EXERCISE INPUTS:

________________________________________

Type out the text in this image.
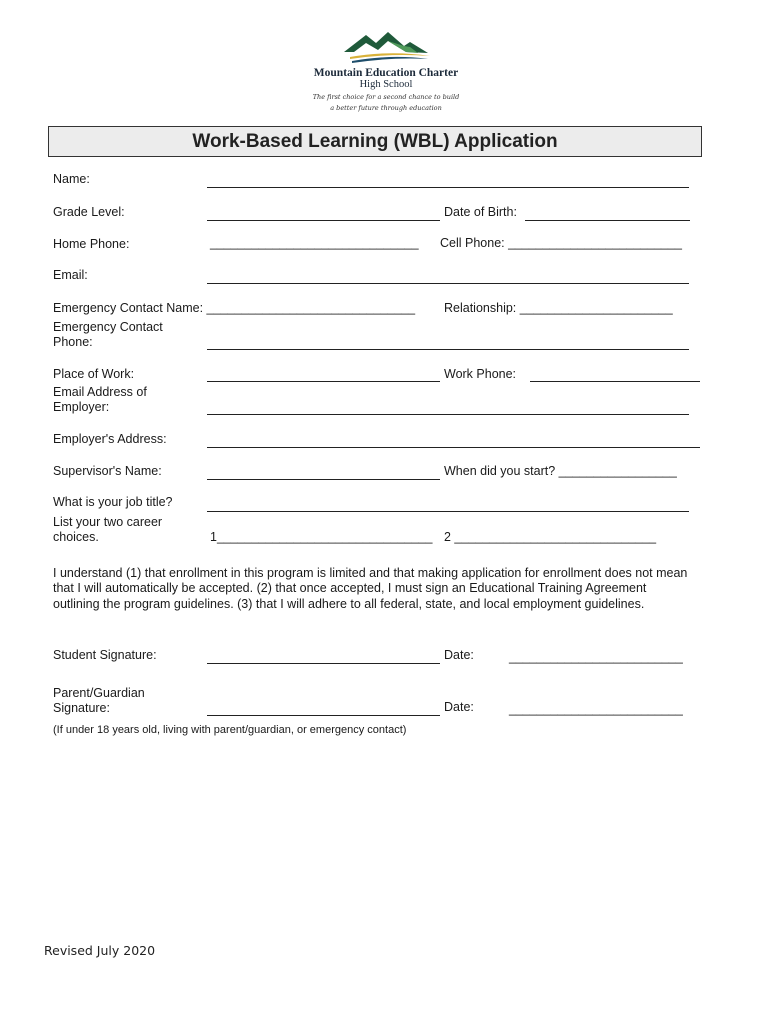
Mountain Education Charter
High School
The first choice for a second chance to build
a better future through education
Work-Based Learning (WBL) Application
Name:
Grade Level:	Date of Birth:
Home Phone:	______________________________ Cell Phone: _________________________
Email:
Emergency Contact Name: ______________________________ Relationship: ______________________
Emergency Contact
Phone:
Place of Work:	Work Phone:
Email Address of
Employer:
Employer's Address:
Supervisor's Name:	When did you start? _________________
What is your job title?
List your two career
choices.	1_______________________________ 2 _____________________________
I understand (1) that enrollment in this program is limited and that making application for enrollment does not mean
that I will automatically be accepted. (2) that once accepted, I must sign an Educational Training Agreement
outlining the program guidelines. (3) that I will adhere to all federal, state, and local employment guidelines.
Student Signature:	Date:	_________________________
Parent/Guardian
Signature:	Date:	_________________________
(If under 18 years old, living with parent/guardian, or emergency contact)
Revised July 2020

________________________________________

STATED PROBLEM:
Print the records word for word and exclude any picture they hold.

RESPONSE TO THE EXERCISE:
Type out the text in this image.
Mountain Education Charter
High School
The first choice for a second chance to build
a better future through education
Work-Based Learning (WBL) Application
Name:
Grade Level:	Date of Birth:
Home Phone:	______________________________ Cell Phone: _________________________
Email:
Emergency Contact Name: ______________________________ Relationship: ______________________
Emergency Contact
Phone:
Place of Work:	Work Phone:
Email Address of
Employer:
Employer's Address:
Supervisor's Name:	When did you start? _________________
What is your job title?
List your two career
choices.	1_______________________________ 2 _____________________________
I understand (1) that enrollment in this program is limited and that making application for enrollment does not mean
that I will automatically be accepted. (2) that once accepted, I must sign an Educational Training Agreement
outlining the program guidelines. (3) that I will adhere to all federal, state, and local employment guidelines.
Student Signature:	Date:	_________________________
Parent/Guardian
Signature:	Date:	_________________________
(If under 18 years old, living with parent/guardian, or emergency contact)
Revised July 2020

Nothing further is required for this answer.